··· Reading passage ···
Deborah Jones Merritt, a professor at the Ohio State University Moritz College of Law, was one of 11 academics who in March authored a working paper asking states to consider diploma privilege for 2020 law school graduates, as well as supervised practice. She also recently co-authored an Institute for the Advancement of the American Legal System study focused on minimum competencies needed to practice law.
“I hope that all jurisdictions will learn from their experiences in July and February, reviewing their experience with different approaches and setting up task forces to consider the most valid forms of licensing. At the same time that states faced the pandemic, new research emerged about lawyer competence and licensing approaches,” Merritt wrote in an email to the ABA Journal.
Also, the NCBE is working on preliminary recommendations from its Testing Task Force, which since January 2018 has conducted listening sessions about the bar exam’s content, format, timing and delivery method. The recommendations are expected to be released in December and submitted to the group’s board of trustees in January, says Kellie Early, the NCBE’s chief strategy officer.
···
Please extend the passage above about bar exam licensing, starting after its last sentence.
··· Recorded data ···
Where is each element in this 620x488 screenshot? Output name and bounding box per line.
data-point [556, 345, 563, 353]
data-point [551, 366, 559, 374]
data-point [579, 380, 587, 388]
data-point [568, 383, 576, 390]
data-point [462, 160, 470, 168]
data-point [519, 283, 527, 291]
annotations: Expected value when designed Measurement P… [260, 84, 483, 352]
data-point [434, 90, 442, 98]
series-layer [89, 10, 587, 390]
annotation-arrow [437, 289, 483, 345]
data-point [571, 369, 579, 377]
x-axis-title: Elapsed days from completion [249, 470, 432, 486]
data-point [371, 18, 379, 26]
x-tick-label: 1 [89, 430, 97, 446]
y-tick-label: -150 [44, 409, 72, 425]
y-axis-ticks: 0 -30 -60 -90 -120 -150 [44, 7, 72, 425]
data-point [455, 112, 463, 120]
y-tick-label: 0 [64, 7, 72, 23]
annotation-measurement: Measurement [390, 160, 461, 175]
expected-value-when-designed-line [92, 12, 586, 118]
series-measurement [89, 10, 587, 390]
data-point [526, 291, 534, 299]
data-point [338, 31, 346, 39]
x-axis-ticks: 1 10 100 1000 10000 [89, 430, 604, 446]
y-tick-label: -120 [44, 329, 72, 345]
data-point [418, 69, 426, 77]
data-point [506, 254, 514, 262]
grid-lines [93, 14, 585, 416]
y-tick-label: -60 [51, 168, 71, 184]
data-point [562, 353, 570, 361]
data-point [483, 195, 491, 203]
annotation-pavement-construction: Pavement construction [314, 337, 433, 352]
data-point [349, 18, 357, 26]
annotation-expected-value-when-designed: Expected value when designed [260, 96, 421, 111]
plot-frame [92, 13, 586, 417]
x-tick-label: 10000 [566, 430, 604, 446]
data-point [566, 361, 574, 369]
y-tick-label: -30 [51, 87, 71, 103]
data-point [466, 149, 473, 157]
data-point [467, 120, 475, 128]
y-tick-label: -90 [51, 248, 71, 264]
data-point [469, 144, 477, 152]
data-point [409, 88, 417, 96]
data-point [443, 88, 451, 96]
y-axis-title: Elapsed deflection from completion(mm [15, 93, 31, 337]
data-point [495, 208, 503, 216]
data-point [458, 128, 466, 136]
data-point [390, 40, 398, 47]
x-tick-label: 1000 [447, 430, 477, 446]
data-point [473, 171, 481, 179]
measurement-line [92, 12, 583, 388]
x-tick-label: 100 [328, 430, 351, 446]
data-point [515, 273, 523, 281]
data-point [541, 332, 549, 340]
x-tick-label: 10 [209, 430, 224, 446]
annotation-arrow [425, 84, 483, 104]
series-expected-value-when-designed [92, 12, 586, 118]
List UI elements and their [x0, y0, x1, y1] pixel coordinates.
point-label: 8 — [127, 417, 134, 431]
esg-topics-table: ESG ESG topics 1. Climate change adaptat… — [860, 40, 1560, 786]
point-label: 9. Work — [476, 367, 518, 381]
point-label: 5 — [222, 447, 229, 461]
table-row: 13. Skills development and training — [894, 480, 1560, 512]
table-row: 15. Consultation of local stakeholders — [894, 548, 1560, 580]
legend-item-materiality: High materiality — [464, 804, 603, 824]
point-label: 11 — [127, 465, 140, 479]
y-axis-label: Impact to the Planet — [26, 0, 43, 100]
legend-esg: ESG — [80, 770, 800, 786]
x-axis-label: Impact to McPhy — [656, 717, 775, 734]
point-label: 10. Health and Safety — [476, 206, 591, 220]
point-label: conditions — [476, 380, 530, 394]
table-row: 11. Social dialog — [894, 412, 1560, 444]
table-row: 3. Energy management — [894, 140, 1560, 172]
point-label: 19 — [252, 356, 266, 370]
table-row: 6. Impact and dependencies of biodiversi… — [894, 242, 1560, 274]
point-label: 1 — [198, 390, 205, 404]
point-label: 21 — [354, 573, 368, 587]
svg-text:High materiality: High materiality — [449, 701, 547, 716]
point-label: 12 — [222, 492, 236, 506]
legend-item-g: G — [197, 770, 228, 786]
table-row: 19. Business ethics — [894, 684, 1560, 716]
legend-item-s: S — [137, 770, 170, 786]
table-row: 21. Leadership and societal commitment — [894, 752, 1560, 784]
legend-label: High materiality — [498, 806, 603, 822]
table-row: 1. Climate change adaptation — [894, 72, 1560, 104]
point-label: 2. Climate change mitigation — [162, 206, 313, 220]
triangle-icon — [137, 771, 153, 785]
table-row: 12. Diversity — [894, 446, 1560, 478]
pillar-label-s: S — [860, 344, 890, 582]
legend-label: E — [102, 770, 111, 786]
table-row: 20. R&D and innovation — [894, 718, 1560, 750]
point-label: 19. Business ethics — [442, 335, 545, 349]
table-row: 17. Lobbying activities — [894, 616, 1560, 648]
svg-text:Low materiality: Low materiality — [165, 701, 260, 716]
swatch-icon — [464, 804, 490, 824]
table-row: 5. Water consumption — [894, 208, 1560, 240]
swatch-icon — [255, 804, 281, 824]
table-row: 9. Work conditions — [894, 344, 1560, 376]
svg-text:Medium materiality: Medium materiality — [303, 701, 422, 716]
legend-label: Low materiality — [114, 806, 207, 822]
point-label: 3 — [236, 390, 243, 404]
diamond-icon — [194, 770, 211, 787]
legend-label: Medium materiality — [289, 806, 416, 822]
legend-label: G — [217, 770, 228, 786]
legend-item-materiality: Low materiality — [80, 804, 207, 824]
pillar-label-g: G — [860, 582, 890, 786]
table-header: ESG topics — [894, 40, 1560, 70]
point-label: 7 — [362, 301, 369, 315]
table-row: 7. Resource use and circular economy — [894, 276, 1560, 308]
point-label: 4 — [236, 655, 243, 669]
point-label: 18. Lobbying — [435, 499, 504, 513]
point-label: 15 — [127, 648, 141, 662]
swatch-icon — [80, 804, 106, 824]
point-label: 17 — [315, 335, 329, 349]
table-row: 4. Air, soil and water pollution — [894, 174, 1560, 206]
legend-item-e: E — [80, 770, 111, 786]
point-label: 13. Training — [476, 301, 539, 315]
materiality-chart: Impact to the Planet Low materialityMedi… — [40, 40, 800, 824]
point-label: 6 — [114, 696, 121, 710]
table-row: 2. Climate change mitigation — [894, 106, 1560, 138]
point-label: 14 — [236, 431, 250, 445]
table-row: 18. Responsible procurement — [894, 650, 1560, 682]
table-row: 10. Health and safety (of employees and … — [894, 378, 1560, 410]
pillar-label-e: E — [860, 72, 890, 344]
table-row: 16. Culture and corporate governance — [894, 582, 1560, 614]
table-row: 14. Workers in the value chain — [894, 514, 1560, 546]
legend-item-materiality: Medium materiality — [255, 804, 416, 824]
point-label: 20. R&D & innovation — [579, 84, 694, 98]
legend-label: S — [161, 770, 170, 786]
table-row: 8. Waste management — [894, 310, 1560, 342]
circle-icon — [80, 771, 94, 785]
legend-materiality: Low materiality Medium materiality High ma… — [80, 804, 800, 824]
···
Answer to this exercise:
Meanwhile, the Utah Supreme Court, which in April was the first jurisdiction to grant temporary diploma privilege, said in a statement that the summer offering has “sparked a larger conversation” about bar admissions. The court recently appointed a working group to study the issue and make recommendations.
Gordon Smith, the dean of Brigham Young University’s J. Reuben Clark Law School, says he is not surprised Utah is planning for a February 2021 online bar exam, and he’s been telling third-year students that they should assume there will be a July 2021 bar.
“The question is, as they study what happened in the past year, is there enough interest in doing something permanent,” he says, noting that only one jurisdiction, Wisconsin, has set diploma privilege in place for in-state graduates. Since five jurisdictions offered emergency diploma privilege over the summer, he adds, courts can now better evaluate whether attorney licensure without a bar exam impairs people’s abilities to work as competent lawyers.
“My sense is there’s absolutely no difference at all, but it’s worthy of trying to get to the bottom of it,” Smith says.
In Louisiana, which announced diploma privilege in July, it was a bit of a “Hail Mary pass,” says Lee Ann Wheelis Lockridge, the interim dean at Louisiana State University’s Paul M. Hebert Law Center.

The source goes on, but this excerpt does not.